- **Data supplied**:
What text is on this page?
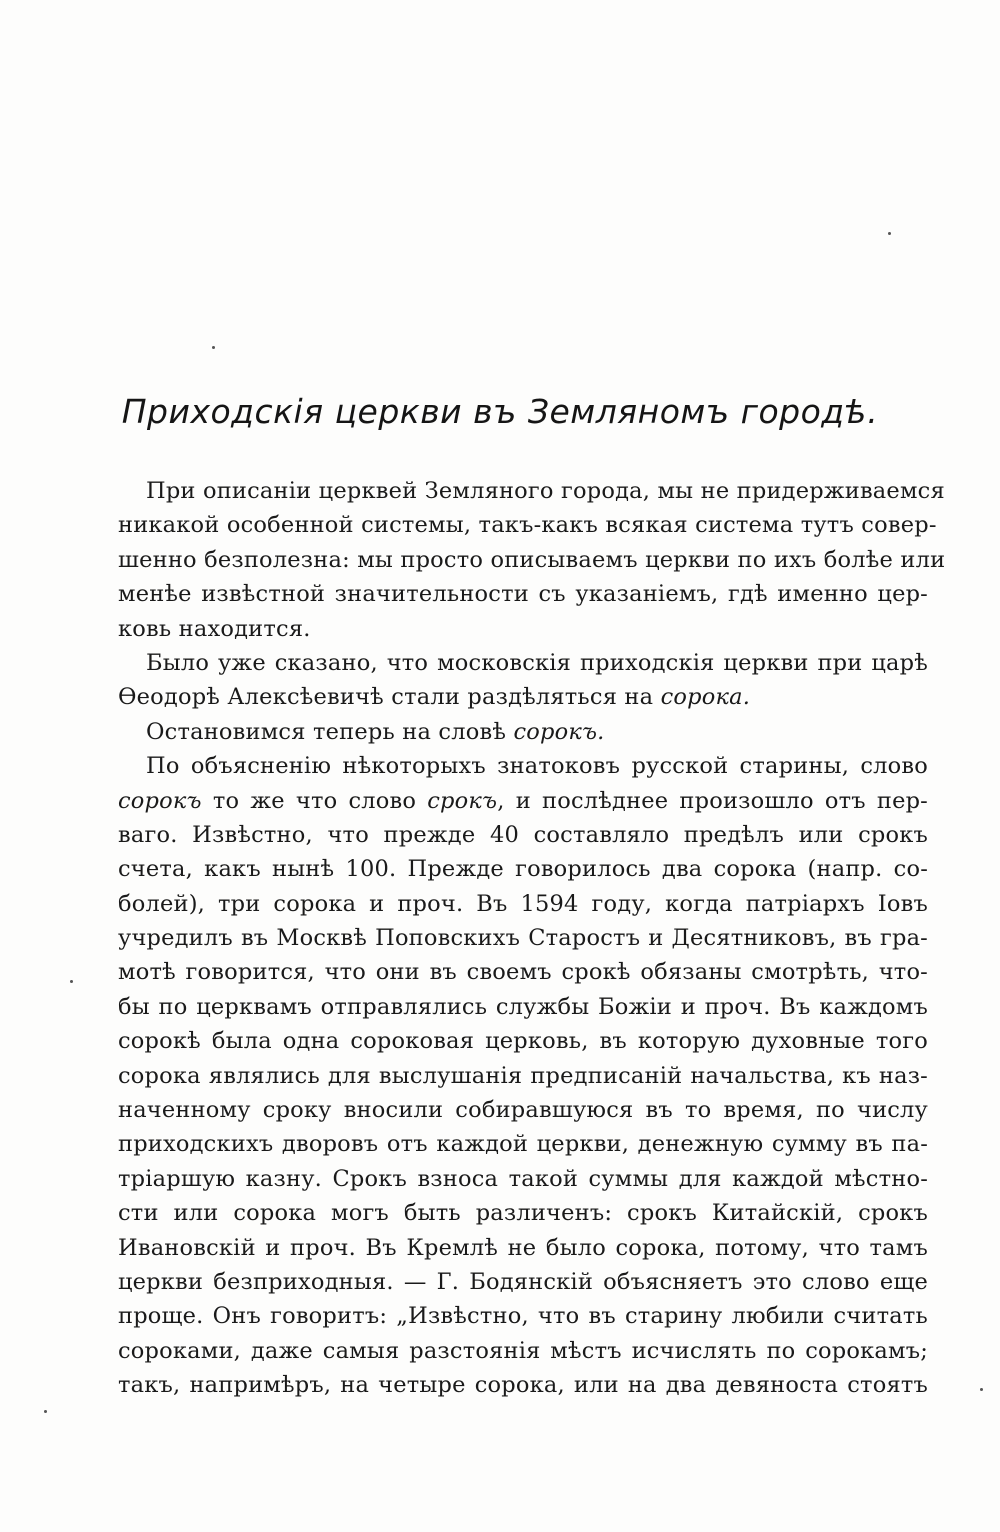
Приходскія церкви въ Земляномъ городѣ.
При описаніи церквей Земляного города, мы не придерживаемся
никакой особенной системы, такъ-какъ всякая система тутъ совер-
шенно безполезна: мы просто описываемъ церкви по ихъ болѣе или
менѣе извѣстной значительности съ указаніемъ, гдѣ именно цер-
ковь находится.
Было уже сказано, что московскія приходскія церкви при царѣ
Ѳеодорѣ Алексѣевичѣ стали раздѣляться на сорока.
Остановимся теперь на словѣ сорокъ.
По объясненію нѣкоторыхъ знатоковъ русской старины, слово
сорокъ то же что слово срокъ, и послѣднее произошло отъ пер-
ваго. Извѣстно, что прежде 40 составляло предѣлъ или срокъ
счета, какъ нынѣ 100. Прежде говорилось два сорока (напр. со-
болей), три сорока и проч. Въ 1594 году, когда патріархъ Іовъ
учредилъ въ Москвѣ Поповскихъ Старостъ и Десятниковъ, въ гра-
мотѣ говорится, что они въ своемъ срокѣ обязаны смотрѣть, что-
бы по церквамъ отправлялись службы Божіи и проч. Въ каждомъ
сорокѣ была одна сороковая церковь, въ которую духовные того
сорока являлись для выслушанія предписаній начальства, къ наз-
наченному сроку вносили собиравшуюся въ то время, по числу
приходскихъ дворовъ отъ каждой церкви, денежную сумму въ па-
тріаршую казну. Срокъ взноса такой суммы для каждой мѣстно-
сти или сорока могъ быть различенъ: срокъ Китайскій, срокъ
Ивановскій и проч. Въ Кремлѣ не было сорока, потому, что тамъ
церкви безприходныя. — Г. Бодянскій объясняетъ это слово еще
проще. Онъ говоритъ: „Извѣстно, что въ старину любили считать
сороками, даже самыя разстоянія мѣстъ исчислять по сорокамъ;
такъ, напримѣръ, на четыре сорока, или на два девяноста стоятъ
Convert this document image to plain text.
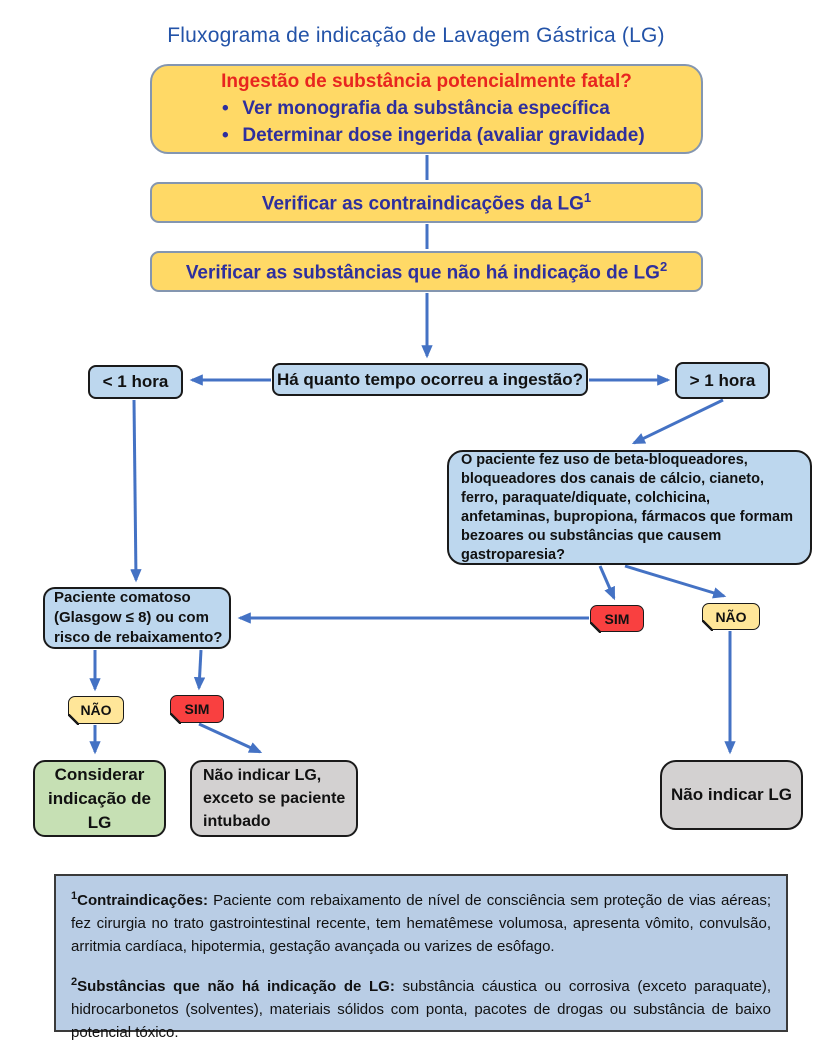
Fluxograma de indicação de Lavagem Gástrica (LG)
Ingestão de substância potencialmente fatal?
• Ver monografia da substância específica
• Determinar dose ingerida (avaliar gravidade)
Verificar as contraindicações da $LG^1$
Verificar as substâncias que não há indicação de $LG^2$
Há quanto tempo ocorreu a ingestão?
< 1 hora	> 1 hora
O paciente fez uso de beta-bloqueadores, bloqueadores dos canais de cálcio, cianeto, ferro, paraquate/diquate, colchicina, anfetaminas, bupropiona, fármacos que formam bezoares ou substâncias que causem gastroparesia?
Paciente comatoso (Glasgow ≤ 8) ou com risco de rebaixamento?
SIM	NÃO
NÃO	SIM
Considerar indicação de LG
Não indicar LG, exceto se paciente intubado
Não indicar LG

$^1$Contraindicações: Paciente com rebaixamento de nível de consciência sem proteção de vias aéreas; fez cirurgia no trato gastrointestinal recente, tem hematêmese volumosa, apresenta vômito, convulsão, arritmia cardíaca, hipotermia, gestação avançada ou varizes de esôfago.

$^2$Substâncias que não há indicação de LG: substância cáustica ou corrosiva (exceto paraquate), hidrocarbonetos (solventes), materiais sólidos com ponta, pacotes de drogas ou substância de baixo potencial tóxico.
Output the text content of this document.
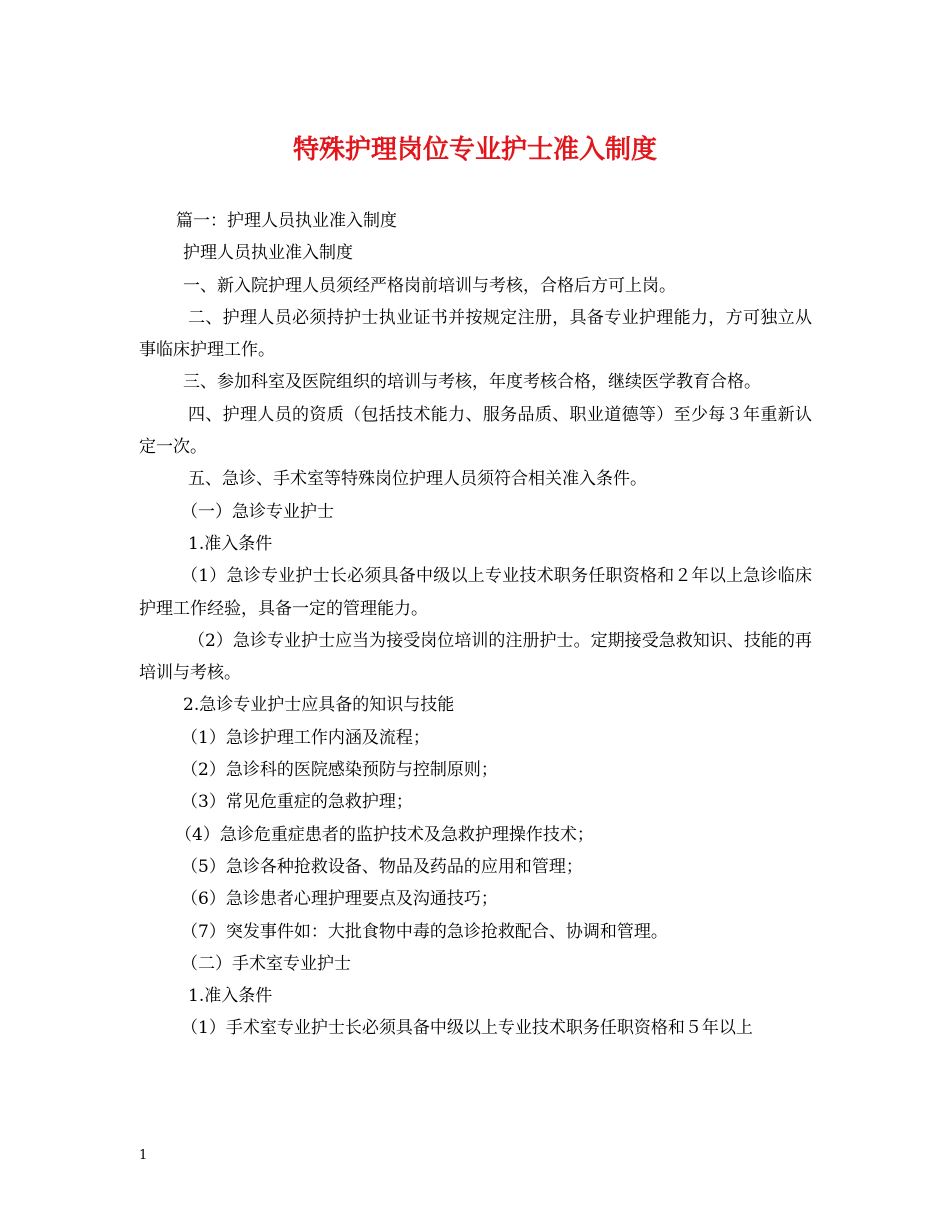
特殊护理岗位专业护士准入制度

篇一：护理人员执业准入制度

护理人员执业准入制度

一、新入院护理人员须经严格岗前培训与考核，合格后方可上岗。

二、护理人员必须持护士执业证书并按规定注册，具备专业护理能力，方可独立从事临床护理工作。

三、参加科室及医院组织的培训与考核，年度考核合格，继续医学教育合格。

四、护理人员的资质（包括技术能力、服务品质、职业道德等）至少每３年重新认定一次。

五、急诊、手术室等特殊岗位护理人员须符合相关准入条件。

（一）急诊专业护士

1.准入条件

（1）急诊专业护士长必须具备中级以上专业技术职务任职资格和２年以上急诊临床护理工作经验，具备一定的管理能力。

（2）急诊专业护士应当为接受岗位培训的注册护士。定期接受急救知识、技能的再培训与考核。

2.急诊专业护士应具备的知识与技能

（1）急诊护理工作内涵及流程；

（2）急诊科的医院感染预防与控制原则；

（3）常见危重症的急救护理；

（4）急诊危重症患者的监护技术及急救护理操作技术；

（5）急诊各种抢救设备、物品及药品的应用和管理；

（6）急诊患者心理护理要点及沟通技巧；

（7）突发事件如：大批食物中毒的急诊抢救配合、协调和管理。

（二）手术室专业护士

1.准入条件

（1）手术室专业护士长必须具备中级以上专业技术职务任职资格和５年以上

1
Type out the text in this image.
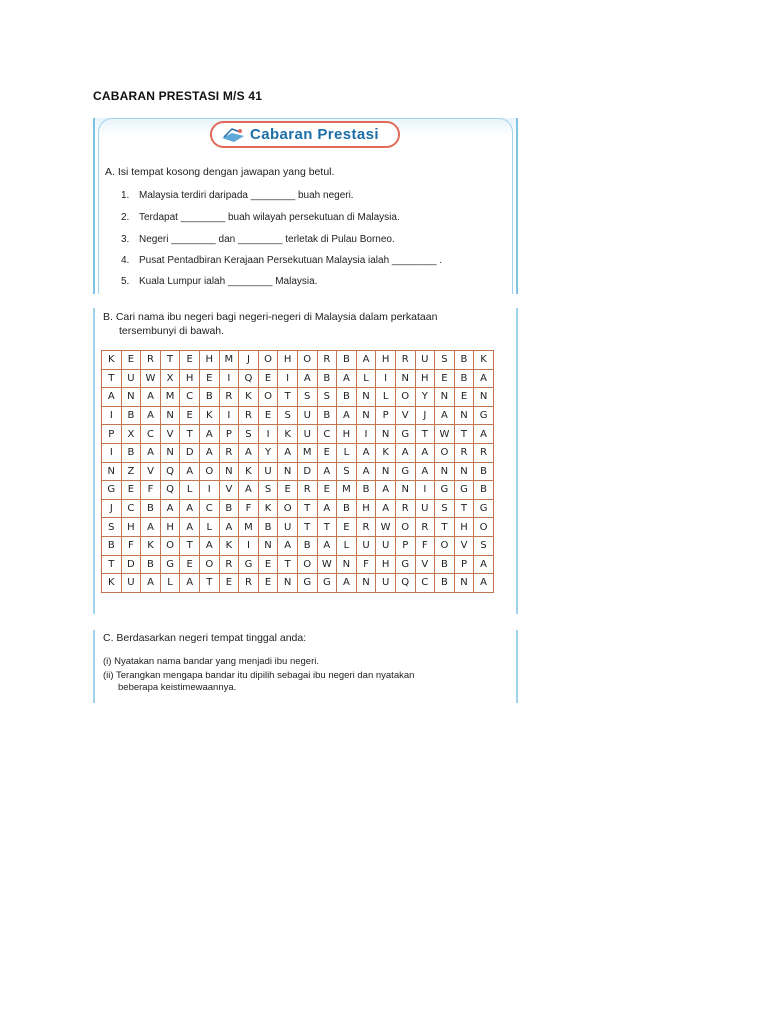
CABARAN PRESTASI M/S 41
Cabaran Prestasi
A. Isi tempat kosong dengan jawapan yang betul.
1. Malaysia terdiri daripada ________ buah negeri.
2. Terdapat ________ buah wilayah persekutuan di Malaysia.
3. Negeri ________ dan ________ terletak di Pulau Borneo.
4. Pusat Pentadbiran Kerajaan Persekutuan Malaysia ialah ________ .
5. Kuala Lumpur ialah ________ Malaysia.
B. Cari nama ibu negeri bagi negeri-negeri di Malaysia dalam perkataan
tersembunyi di bawah.
K	E	R	T	E	H	M	J	O	H	O	R	B	A	H	R	U	S	B	K
T	U	W	X	H	E	I	Q	E	I	A	B	A	L	I	N	H	E	B	A
A	N	A	M	C	B	R	K	O	T	S	S	B	N	L	O	Y	N	E	N
I	B	A	N	E	K	I	R	E	S	U	B	A	N	P	V	J	A	N	G
P	X	C	V	T	A	P	S	I	K	U	C	H	I	N	G	T	W	T	A
I	B	A	N	D	A	R	A	Y	A	M	E	L	A	K	A	A	O	R	R
N	Z	V	Q	A	O	N	K	U	N	D	A	S	A	N	G	A	N	N	B
G	E	F	Q	L	I	V	A	S	E	R	E	M	B	A	N	I	G	G	B
J	C	B	A	A	C	B	F	K	O	T	A	B	H	A	R	U	S	T	G
S	H	A	H	A	L	A	M	B	U	T	T	E	R	W	O	R	T	H	O
B	F	K	O	T	A	K	I	N	A	B	A	L	U	U	P	F	O	V	S
T	D	B	G	E	O	R	G	E	T	O	W	N	F	H	G	V	B	P	A
K	U	A	L	A	T	E	R	E	N	G	G	A	N	U	Q	C	B	N	A
C. Berdasarkan negeri tempat tinggal anda:
(i) Nyatakan nama bandar yang menjadi ibu negeri.
(ii) Terangkan mengapa bandar itu dipilih sebagai ibu negeri dan nyatakan
beberapa keistimewaannya.
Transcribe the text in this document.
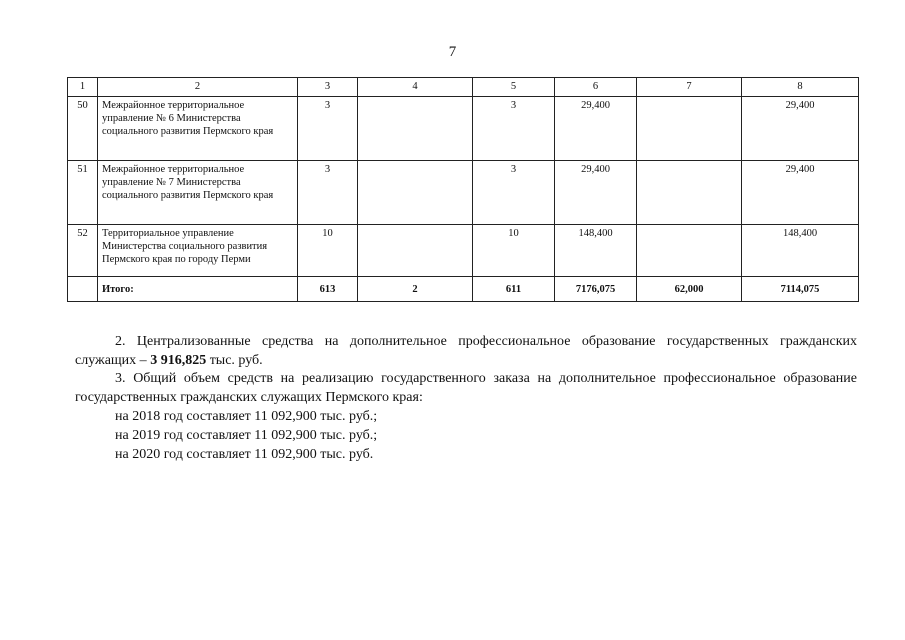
7
1	2	3	4	5	6	7	8
50	Межрайонное территориальное управление № 6 Министерства социального развития Пермского края	3		3	29,400		29,400
51	Межрайонное территориальное управление № 7 Министерства социального развития Пермского края	3		3	29,400		29,400
52	Территориальное управление Министерства социального развития Пермского края по городу Перми	10		10	148,400		148,400
	Итого:	613	2	611	7176,075	62,000	7114,075
2. Централизованные средства на дополнительное профессиональное образование государственных гражданских служащих – 3 916,825 тыс. руб.
3. Общий объем средств на реализацию государственного заказа на дополнительное профессиональное образование государственных гражданских служащих Пермского края:
на 2018 год составляет 11 092,900 тыс. руб.;
на 2019 год составляет 11 092,900 тыс. руб.;
на 2020 год составляет 11 092,900 тыс. руб.
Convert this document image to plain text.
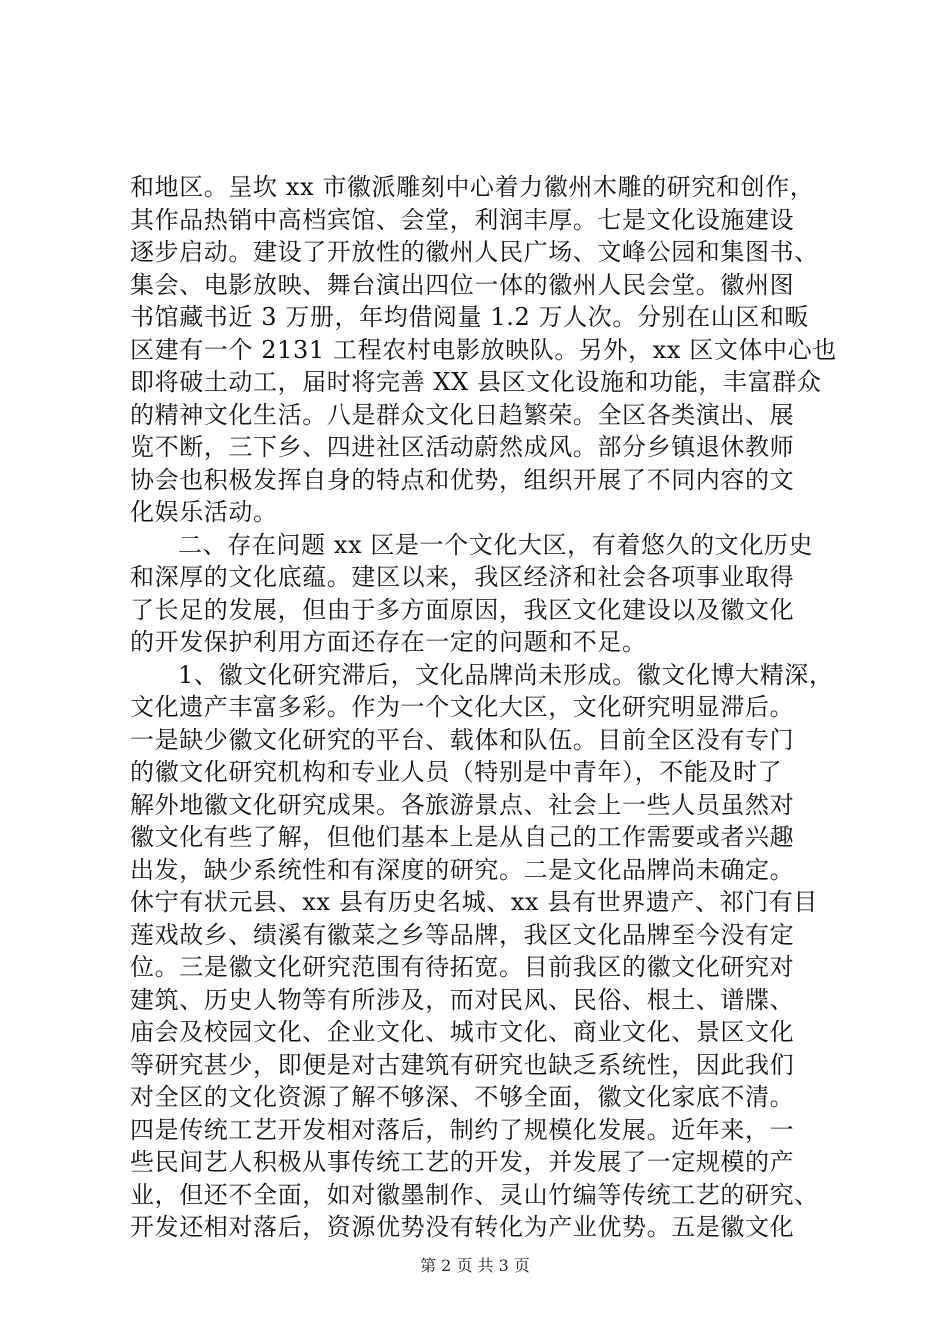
和地区。呈坎 xx 市徽派雕刻中心着力徽州木雕的研究和创作，
其作品热销中高档宾馆、会堂，利润丰厚。七是文化设施建设
逐步启动。建设了开放性的徽州人民广场、文峰公园和集图书、
集会、电影放映、舞台演出四位一体的徽州人民会堂。徽州图
书馆藏书近 3 万册，年均借阅量 1.2 万人次。分别在山区和畈
区建有一个 2131 工程农村电影放映队。另外，xx 区文体中心也
即将破土动工，届时将完善 XX 县区文化设施和功能，丰富群众
的精神文化生活。八是群众文化日趋繁荣。全区各类演出、展
览不断，三下乡、四进社区活动蔚然成风。部分乡镇退休教师
协会也积极发挥自身的特点和优势，组织开展了不同内容的文
化娱乐活动。
二、存在问题 xx 区是一个文化大区，有着悠久的文化历史
和深厚的文化底蕴。建区以来，我区经济和社会各项事业取得
了长足的发展，但由于多方面原因，我区文化建设以及徽文化
的开发保护利用方面还存在一定的问题和不足。
1、徽文化研究滞后，文化品牌尚未形成。徽文化博大精深，
文化遗产丰富多彩。作为一个文化大区，文化研究明显滞后。
一是缺少徽文化研究的平台、载体和队伍。目前全区没有专门
的徽文化研究机构和专业人员（特别是中青年），不能及时了
解外地徽文化研究成果。各旅游景点、社会上一些人员虽然对
徽文化有些了解，但他们基本上是从自己的工作需要或者兴趣
出发，缺少系统性和有深度的研究。二是文化品牌尚未确定。
休宁有状元县、xx 县有历史名城、xx 县有世界遗产、祁门有目
莲戏故乡、绩溪有徽菜之乡等品牌，我区文化品牌至今没有定
位。三是徽文化研究范围有待拓宽。目前我区的徽文化研究对
建筑、历史人物等有所涉及，而对民风、民俗、根土、谱牒、
庙会及校园文化、企业文化、城市文化、商业文化、景区文化
等研究甚少，即便是对古建筑有研究也缺乏系统性，因此我们
对全区的文化资源了解不够深、不够全面，徽文化家底不清。
四是传统工艺开发相对落后，制约了规模化发展。近年来，一
些民间艺人积极从事传统工艺的开发，并发展了一定规模的产
业，但还不全面，如对徽墨制作、灵山竹编等传统工艺的研究、
开发还相对落后，资源优势没有转化为产业优势。五是徽文化
第 2 页 共 3 页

- **Written exercise**: Gather up every line from the listing above in which the word "служащих" occurs.

- **Result for this exercise**:
2. Централизованные средства на дополнительное профессиональное образование государственных гражданских служащих – 3 916,825 тыс. руб.
3. Общий объем средств на реализацию государственного заказа на дополнительное профессиональное образование государственных гражданских служащих Пермского края:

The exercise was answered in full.